Records from a collection
|---|

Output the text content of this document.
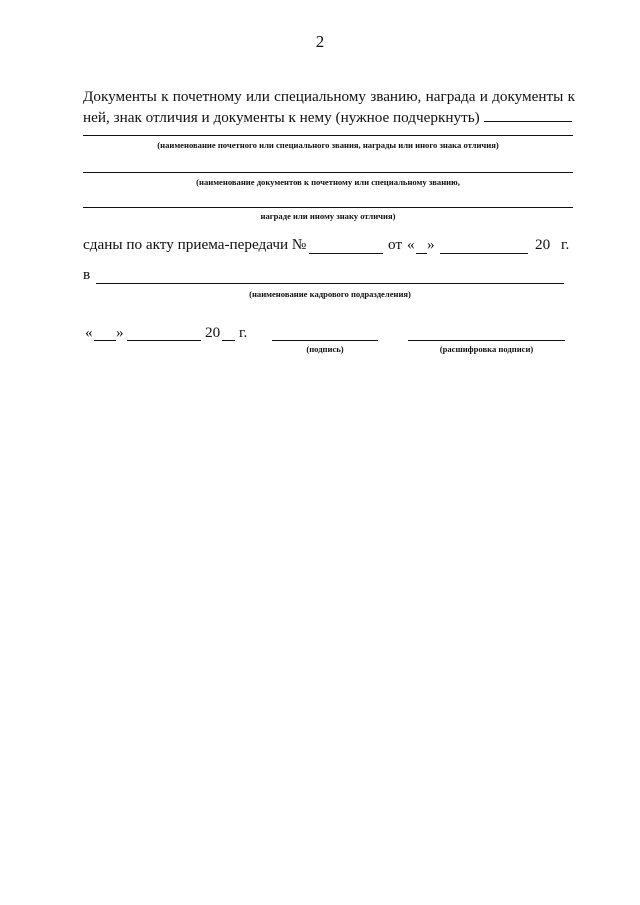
2
Документы к почетному или специальному званию, награда и документы к ней, знак отличия и документы к нему (нужное подчеркнуть)
(наименование почетного или специального звания, награды или иного знака отличия)
(наименование документов к почетному или специальному званию,
награде или иному знаку отличия)
сданы по акту приема-передачи №	от « »	20 г.
в
(наименование кадрового подразделения)
« »	20 г.
(подпись)	(расшифровка подписи)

|---|

» **WHAT IS REQUIRED**
The records above are to be restated exactly, without their pictures.

» **WORKED ANSWER**
Output the text content of this document.
2
Документы к почетному или специальному званию, награда и документы к ней, знак отличия и документы к нему (нужное подчеркнуть)
(наименование почетного или специального звания, награды или иного знака отличия)
(наименование документов к почетному или специальному званию,
награде или иному знаку отличия)
сданы по акту приема-передачи №	от « »	20 г.
в
(наименование кадрового подразделения)
« »	20 г.
(подпись)	(расшифровка подписи)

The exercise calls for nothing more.